Every line below should be repeated exactly.

*Data for this task*
▬▬▬

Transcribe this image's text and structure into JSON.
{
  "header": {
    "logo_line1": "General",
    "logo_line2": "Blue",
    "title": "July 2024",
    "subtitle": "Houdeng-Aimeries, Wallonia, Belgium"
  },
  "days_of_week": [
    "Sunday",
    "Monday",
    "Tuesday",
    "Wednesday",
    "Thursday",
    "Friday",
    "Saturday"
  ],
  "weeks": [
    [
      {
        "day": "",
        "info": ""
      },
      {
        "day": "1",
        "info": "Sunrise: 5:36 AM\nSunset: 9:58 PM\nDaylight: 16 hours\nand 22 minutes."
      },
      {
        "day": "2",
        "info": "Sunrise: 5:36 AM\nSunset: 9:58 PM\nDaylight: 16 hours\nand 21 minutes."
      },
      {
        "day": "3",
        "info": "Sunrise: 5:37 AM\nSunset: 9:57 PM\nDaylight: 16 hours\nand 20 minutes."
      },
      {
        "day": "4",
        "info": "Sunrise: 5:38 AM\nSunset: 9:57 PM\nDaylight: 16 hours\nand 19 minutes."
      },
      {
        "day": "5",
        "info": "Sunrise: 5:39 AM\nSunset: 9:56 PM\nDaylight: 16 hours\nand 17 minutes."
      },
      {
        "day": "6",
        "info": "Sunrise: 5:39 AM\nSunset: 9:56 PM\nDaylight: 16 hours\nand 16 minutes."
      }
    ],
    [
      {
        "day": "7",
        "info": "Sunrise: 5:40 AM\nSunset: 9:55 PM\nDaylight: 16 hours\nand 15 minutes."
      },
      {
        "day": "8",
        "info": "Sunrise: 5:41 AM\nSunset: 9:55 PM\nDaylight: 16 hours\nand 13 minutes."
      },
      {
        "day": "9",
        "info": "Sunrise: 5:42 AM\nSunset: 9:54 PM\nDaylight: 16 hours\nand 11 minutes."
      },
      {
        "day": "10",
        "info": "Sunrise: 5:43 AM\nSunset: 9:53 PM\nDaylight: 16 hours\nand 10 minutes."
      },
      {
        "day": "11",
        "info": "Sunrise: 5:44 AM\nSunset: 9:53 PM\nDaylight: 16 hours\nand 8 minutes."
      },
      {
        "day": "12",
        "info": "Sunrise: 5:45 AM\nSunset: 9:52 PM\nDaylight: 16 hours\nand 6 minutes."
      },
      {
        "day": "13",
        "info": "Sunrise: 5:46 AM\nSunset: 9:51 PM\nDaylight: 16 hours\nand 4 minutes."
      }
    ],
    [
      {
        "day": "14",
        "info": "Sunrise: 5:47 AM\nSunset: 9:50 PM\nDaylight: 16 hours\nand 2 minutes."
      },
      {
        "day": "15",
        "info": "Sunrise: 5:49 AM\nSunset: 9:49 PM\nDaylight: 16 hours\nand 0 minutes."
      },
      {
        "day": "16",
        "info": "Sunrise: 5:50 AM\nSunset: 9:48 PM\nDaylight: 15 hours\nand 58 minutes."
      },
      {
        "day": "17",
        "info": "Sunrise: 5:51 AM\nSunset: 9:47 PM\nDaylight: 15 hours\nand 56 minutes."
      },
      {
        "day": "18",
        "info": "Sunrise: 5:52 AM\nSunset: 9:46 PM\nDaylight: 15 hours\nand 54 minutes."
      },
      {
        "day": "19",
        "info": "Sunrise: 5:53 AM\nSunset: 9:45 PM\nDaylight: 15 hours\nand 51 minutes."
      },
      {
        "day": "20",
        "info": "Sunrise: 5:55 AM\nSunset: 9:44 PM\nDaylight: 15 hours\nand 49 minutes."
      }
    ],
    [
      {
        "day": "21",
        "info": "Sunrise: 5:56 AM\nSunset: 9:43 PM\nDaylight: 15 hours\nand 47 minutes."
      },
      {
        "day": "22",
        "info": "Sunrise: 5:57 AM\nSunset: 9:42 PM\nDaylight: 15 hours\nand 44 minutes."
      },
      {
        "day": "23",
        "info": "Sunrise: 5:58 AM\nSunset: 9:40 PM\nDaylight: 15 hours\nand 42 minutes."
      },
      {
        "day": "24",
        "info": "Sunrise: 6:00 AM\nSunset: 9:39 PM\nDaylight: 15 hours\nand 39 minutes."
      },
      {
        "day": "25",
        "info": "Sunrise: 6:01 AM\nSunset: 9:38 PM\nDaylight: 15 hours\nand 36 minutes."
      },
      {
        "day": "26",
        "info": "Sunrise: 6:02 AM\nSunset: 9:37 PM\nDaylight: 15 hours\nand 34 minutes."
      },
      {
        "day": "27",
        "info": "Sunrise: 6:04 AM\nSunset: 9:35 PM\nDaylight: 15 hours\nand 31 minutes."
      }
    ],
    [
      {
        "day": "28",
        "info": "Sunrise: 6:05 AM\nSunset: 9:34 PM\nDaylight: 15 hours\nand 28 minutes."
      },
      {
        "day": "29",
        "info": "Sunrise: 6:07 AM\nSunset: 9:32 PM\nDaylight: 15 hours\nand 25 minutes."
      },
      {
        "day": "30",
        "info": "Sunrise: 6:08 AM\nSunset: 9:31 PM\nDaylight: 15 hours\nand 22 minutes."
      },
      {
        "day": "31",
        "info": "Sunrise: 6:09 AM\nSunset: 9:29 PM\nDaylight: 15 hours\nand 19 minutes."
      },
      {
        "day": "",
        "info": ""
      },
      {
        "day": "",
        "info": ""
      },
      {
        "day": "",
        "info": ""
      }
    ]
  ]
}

▬▬▬

*Result of the task*
Transcribe this image's text and structure into JSON.
{
  "header": {
    "logo_line1": "General",
    "logo_line2": "Blue",
    "title": "July 2024",
    "subtitle": "Houdeng-Aimeries, Wallonia, Belgium"
  },
  "days_of_week": [
    "Sunday",
    "Monday",
    "Tuesday",
    "Wednesday",
    "Thursday",
    "Friday",
    "Saturday"
  ],
  "weeks": [
    [
      {
        "day": "",
        "info": ""
      },
      {
        "day": "1",
        "info": "Sunrise: 5:36 AM\nSunset: 9:58 PM\nDaylight: 16 hours\nand 22 minutes."
      },
      {
        "day": "2",
        "info": "Sunrise: 5:36 AM\nSunset: 9:58 PM\nDaylight: 16 hours\nand 21 minutes."
      },
      {
        "day": "3",
        "info": "Sunrise: 5:37 AM\nSunset: 9:57 PM\nDaylight: 16 hours\nand 20 minutes."
      },
      {
        "day": "4",
        "info": "Sunrise: 5:38 AM\nSunset: 9:57 PM\nDaylight: 16 hours\nand 19 minutes."
      },
      {
        "day": "5",
        "info": "Sunrise: 5:39 AM\nSunset: 9:56 PM\nDaylight: 16 hours\nand 17 minutes."
      },
      {
        "day": "6",
        "info": "Sunrise: 5:39 AM\nSunset: 9:56 PM\nDaylight: 16 hours\nand 16 minutes."
      }
    ],
    [
      {
        "day": "7",
        "info": "Sunrise: 5:40 AM\nSunset: 9:55 PM\nDaylight: 16 hours\nand 15 minutes."
      },
      {
        "day": "8",
        "info": "Sunrise: 5:41 AM\nSunset: 9:55 PM\nDaylight: 16 hours\nand 13 minutes."
      },
      {
        "day": "9",
        "info": "Sunrise: 5:42 AM\nSunset: 9:54 PM\nDaylight: 16 hours\nand 11 minutes."
      },
      {
        "day": "10",
        "info": "Sunrise: 5:43 AM\nSunset: 9:53 PM\nDaylight: 16 hours\nand 10 minutes."
      },
      {
        "day": "11",
        "info": "Sunrise: 5:44 AM\nSunset: 9:53 PM\nDaylight: 16 hours\nand 8 minutes."
      },
      {
        "day": "12",
        "info": "Sunrise: 5:45 AM\nSunset: 9:52 PM\nDaylight: 16 hours\nand 6 minutes."
      },
      {
        "day": "13",
        "info": "Sunrise: 5:46 AM\nSunset: 9:51 PM\nDaylight: 16 hours\nand 4 minutes."
      }
    ],
    [
      {
        "day": "14",
        "info": "Sunrise: 5:47 AM\nSunset: 9:50 PM\nDaylight: 16 hours\nand 2 minutes."
      },
      {
        "day": "15",
        "info": "Sunrise: 5:49 AM\nSunset: 9:49 PM\nDaylight: 16 hours\nand 0 minutes."
      },
      {
        "day": "16",
        "info": "Sunrise: 5:50 AM\nSunset: 9:48 PM\nDaylight: 15 hours\nand 58 minutes."
      },
      {
        "day": "17",
        "info": "Sunrise: 5:51 AM\nSunset: 9:47 PM\nDaylight: 15 hours\nand 56 minutes."
      },
      {
        "day": "18",
        "info": "Sunrise: 5:52 AM\nSunset: 9:46 PM\nDaylight: 15 hours\nand 54 minutes."
      },
      {
        "day": "19",
        "info": "Sunrise: 5:53 AM\nSunset: 9:45 PM\nDaylight: 15 hours\nand 51 minutes."
      },
      {
        "day": "20",
        "info": "Sunrise: 5:55 AM\nSunset: 9:44 PM\nDaylight: 15 hours\nand 49 minutes."
      }
    ],
    [
      {
        "day": "21",
        "info": "Sunrise: 5:56 AM\nSunset: 9:43 PM\nDaylight: 15 hours\nand 47 minutes."
      },
      {
        "day": "22",
        "info": "Sunrise: 5:57 AM\nSunset: 9:42 PM\nDaylight: 15 hours\nand 44 minutes."
      },
      {
        "day": "23",
        "info": "Sunrise: 5:58 AM\nSunset: 9:40 PM\nDaylight: 15 hours\nand 42 minutes."
      },
      {
        "day": "24",
        "info": "Sunrise: 6:00 AM\nSunset: 9:39 PM\nDaylight: 15 hours\nand 39 minutes."
      },
      {
        "day": "25",
        "info": "Sunrise: 6:01 AM\nSunset: 9:38 PM\nDaylight: 15 hours\nand 36 minutes."
      },
      {
        "day": "26",
        "info": "Sunrise: 6:02 AM\nSunset: 9:37 PM\nDaylight: 15 hours\nand 34 minutes."
      },
      {
        "day": "27",
        "info": "Sunrise: 6:04 AM\nSunset: 9:35 PM\nDaylight: 15 hours\nand 31 minutes."
      }
    ],
    [
      {
        "day": "28",
        "info": "Sunrise: 6:05 AM\nSunset: 9:34 PM\nDaylight: 15 hours\nand 28 minutes."
      },
      {
        "day": "29",
        "info": "Sunrise: 6:07 AM\nSunset: 9:32 PM\nDaylight: 15 hours\nand 25 minutes."
      },
      {
        "day": "30",
        "info": "Sunrise: 6:08 AM\nSunset: 9:31 PM\nDaylight: 15 hours\nand 22 minutes."
      },
      {
        "day": "31",
        "info": "Sunrise: 6:09 AM\nSunset: 9:29 PM\nDaylight: 15 hours\nand 19 minutes."
      },
      {
        "day": "",
        "info": ""
      },
      {
        "day": "",
        "info": ""
      },
      {
        "day": "",
        "info": ""
      }
    ]
  ]
}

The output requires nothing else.